ESTRATTO FORNITO:
********************

Il sig. Schlosser non crede che sia opera del caso una sì grande affinità quale è quella che esiste fra le medaglie carraresi e le tessere dei Sesto, tanto nel sentimento artistico, quanto in taluni notevoli particolari, ne può trattenersi dall’arrischiare una ipotesi evitata dal prudente Friedländer, volendo attribuire le medaglie padovane ad uno dei Sesto e precisamente a Marco, che, nominato intagliatore dei coni alla zecca nel 1394, aveva lavorato la tessera colla testa di Galba nel 1393. In tal caso questo pezzo e quello di suo fratello Lorenzo sarebbero quasi studi per le medaglie dei Carraresi. Come orefici, i Sesto erano molto stimati nel Veneto e nel Friuli e da ogni parte si ricorreva ad essi per reliquari ed altri oggetti di oreficeria artistica; forse nel momento in cui Francesco Novello rientrava nella Signoria di Padova, avrebbe potuto la Repubblica permettere al suo maestro di zecca di onorare il valoroso cavaliere carrarese, che in quel momento era in buoni rapporti con Venezia.

********************

COMPITI DA SVOLGERE:
1: Rispondi a queste domande sul brano dedicato alle medaglie carraresi:
(a) In quale anno Marco Sesto fu nominato intagliatore dei coni alla zecca?
(b) Di quale personaggio era la testa raffigurata sulla tessera lavorata da Marco nel 1393?
(c) In quali territori i Sesto erano molto stimati come orefici?
2: Prosegui il brano sulle medaglie carraresi a partire dal punto in cui si interrompe.
I dati non hanno alcun ruolo in questo lavoro.

Estratti da un insieme di annotazioni di layout
********************

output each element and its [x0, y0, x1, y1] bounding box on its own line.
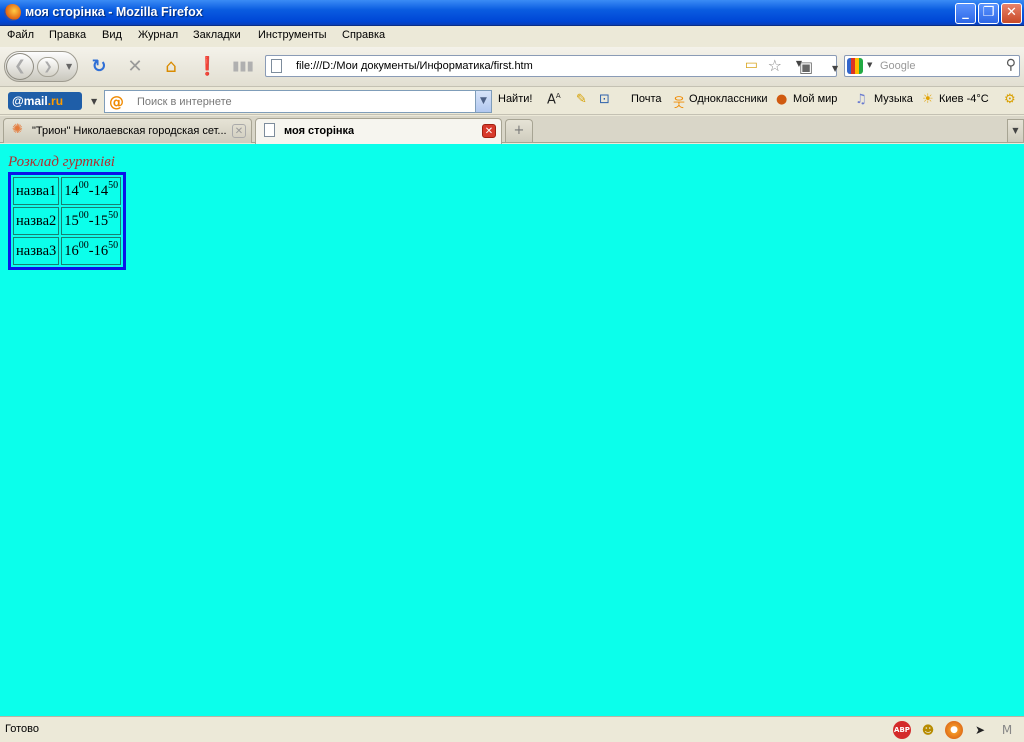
page-content: Розклад гуртківі назва1 1400-1450 назва2… [0, 144, 1024, 716]
course-name: назва2 [13, 207, 60, 235]
chevron-down-icon: ▼ [1012, 126, 1019, 135]
window-titlebar: моя сторінка - Mozilla Firefox _ ❐ ✕ [0, 0, 1024, 26]
engine-dropdown-icon[interactable]: ▼ [867, 61, 872, 69]
forward-icon: ❯ [43, 60, 53, 73]
table-row: назва3 1600-1650 [13, 237, 122, 265]
menu-help[interactable]: Справка [342, 29, 385, 41]
tab-trion-label: "Трион" Николаевская городская сет... [32, 125, 227, 137]
odnoklassniki-icon: 웃 [673, 96, 685, 111]
link-mail[interactable]: Почта [631, 93, 662, 105]
tab-bar: ✺ "Трион" Николаевская городская сет... … [0, 116, 1024, 144]
link-moi-mir[interactable]: Мой мир [793, 93, 837, 105]
menu-tools[interactable]: Инструменты [258, 29, 327, 41]
link-weather[interactable]: Киев -4°C [939, 93, 989, 105]
mailru-search-dropdown[interactable]: ▼ [475, 91, 491, 112]
weather-icon: ☀ [922, 92, 934, 107]
back-button[interactable]: ❮ [6, 53, 34, 80]
gmail-icon[interactable]: M [998, 721, 1016, 739]
close-icon: ✕ [1006, 5, 1017, 20]
course-time: 1400-1450 [61, 177, 122, 205]
tab-close-active-icon[interactable]: ✕ [482, 124, 496, 138]
stop-icon[interactable]: ✕ [124, 56, 146, 78]
search-bar[interactable]: ▼ Google ⚲ [844, 55, 1020, 77]
firefox-logo-icon [4, 4, 21, 21]
page-favicon-icon [264, 123, 275, 137]
mailru-search-icon: @ [109, 93, 124, 111]
tab-active[interactable]: моя сторінка ✕ [255, 118, 502, 144]
camera-dropdown-icon[interactable]: ▼ [832, 64, 838, 73]
signal-icon[interactable]: ▮▮▮ [232, 56, 254, 78]
mailru-search-placeholder[interactable]: Поиск в интернете [137, 96, 232, 108]
star-icon[interactable]: ☆ [768, 56, 782, 75]
face-icon[interactable]: ☻ [919, 721, 937, 739]
music-icon: ♫ [855, 92, 867, 107]
course-time: 1600-1650 [61, 237, 122, 265]
link-odnoklassniki[interactable]: Одноклассники [689, 93, 768, 105]
mailru-search-input[interactable]: @ Поиск в интернете ▼ [104, 90, 492, 113]
course-name: назва1 [13, 177, 60, 205]
tab-trion[interactable]: ✺ "Трион" Николаевская городская сет... … [3, 118, 252, 143]
menu-history[interactable]: Журнал [138, 29, 178, 41]
folder-icon[interactable]: ▭ [745, 57, 758, 73]
navigation-toolbar: ❮ ❯ ▼ ↻ ✕ ⌂ ❗ ▮▮▮ file:///D:/Мои докумен… [0, 47, 1024, 87]
search-placeholder[interactable]: Google [880, 60, 915, 72]
adblock-icon[interactable]: ABP [893, 721, 911, 739]
link-music[interactable]: Музыка [874, 93, 913, 105]
course-time: 1500-1550 [61, 207, 122, 235]
google-icon[interactable] [847, 58, 863, 74]
url-bar[interactable]: file:///D:/Мои документы/Информатика/fir… [265, 55, 837, 77]
mailru-toolbar: @mail.ru ▼ @ Поиск в интернете ▼ Найти! … [0, 88, 1024, 115]
restore-icon: ❐ [982, 5, 995, 20]
mailru-logo[interactable]: @mail.ru [8, 92, 82, 110]
settings-gear-icon[interactable]: ⚙ [1004, 92, 1016, 107]
trion-favicon-icon: ✺ [12, 122, 23, 137]
moi-mir-icon: ● [776, 92, 788, 107]
close-button[interactable]: ✕ [1001, 3, 1022, 24]
minimize-icon: _ [962, 5, 969, 20]
status-text: Готово [5, 723, 39, 735]
new-tab-button[interactable]: + [505, 119, 533, 142]
page-icon [271, 59, 282, 73]
course-name: назва3 [13, 237, 60, 265]
magnifier-icon[interactable]: ⚲ [1006, 57, 1016, 73]
menu-bar: Файл Правка Вид Журнал Закладки Инструме… [0, 26, 1024, 46]
minimize-button[interactable]: _ [955, 3, 976, 24]
tab-close-icon[interactable]: ✕ [232, 124, 246, 138]
zoom-icon[interactable]: ⊡ [599, 92, 610, 107]
status-bar: Готово ABP ☻ ● ➤ M [0, 716, 1024, 742]
table-row: назва2 1500-1550 [13, 207, 122, 235]
home-icon[interactable]: ⌂ [160, 56, 182, 78]
tab-active-label: моя сторінка [284, 125, 355, 137]
logo-dropdown-icon[interactable]: ▼ [91, 97, 97, 106]
plus-icon: + [513, 123, 525, 138]
addon-icon[interactable]: ❗ [196, 56, 218, 78]
forward-button[interactable]: ❯ [37, 57, 59, 77]
menu-edit[interactable]: Правка [49, 29, 86, 41]
camera-icon[interactable]: ▣ [795, 56, 817, 78]
back-icon: ❮ [14, 58, 26, 74]
find-button[interactable]: Найти! [498, 93, 532, 105]
window-title: моя сторінка - Mozilla Firefox [25, 5, 203, 19]
menu-file[interactable]: Файл [7, 29, 34, 41]
restore-button[interactable]: ❐ [978, 3, 999, 24]
url-text[interactable]: file:///D:/Мои документы/Информатика/fir… [296, 60, 533, 72]
history-dropdown-icon[interactable]: ▼ [66, 62, 72, 71]
back-forward-group: ❮ ❯ ▼ [4, 51, 78, 82]
reload-icon[interactable]: ↻ [88, 56, 110, 78]
menu-view[interactable]: Вид [102, 29, 122, 41]
cursor-icon[interactable]: ➤ [971, 721, 989, 739]
menu-bookmarks[interactable]: Закладки [193, 29, 241, 41]
firefox-icon[interactable]: ● [945, 721, 963, 739]
tab-list-button[interactable]: ▼ [1007, 119, 1024, 142]
table-row: назва1 1400-1450 [13, 177, 122, 205]
schedule-table: назва1 1400-1450 назва2 1500-1550 назва3… [8, 172, 127, 270]
page-heading: Розклад гуртківі [8, 154, 115, 170]
font-size-icon[interactable]: AA [547, 92, 561, 107]
highlight-icon[interactable]: ✎ [576, 92, 587, 107]
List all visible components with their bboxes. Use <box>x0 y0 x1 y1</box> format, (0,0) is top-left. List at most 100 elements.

********************

RISPOSTE PER COMPITO:
1:
(a) Nel 1394.
(b) Di Galba.
(c) Nel Veneto e nel Friuli.

2:
Così pensa lo Schlosser, ma noi veneziani, che conosciamo la cura gelosa con cui la Repubblica vigilava sulla zecca, ed i rapporti che fra Venezia ed i Carraresi furono sempre poco cordiali, siamo assai renitenti ad ammettere che il Sesto sia stato chiamato a Padova, o che Francesco Novello abbia fatto lavorare le sue medaglie nella zecca di Venezia. Ciò non corrisponde nemmeno all’opinione che abbiamo del carattere e del sentimento dell’ultimo Signore di Padova.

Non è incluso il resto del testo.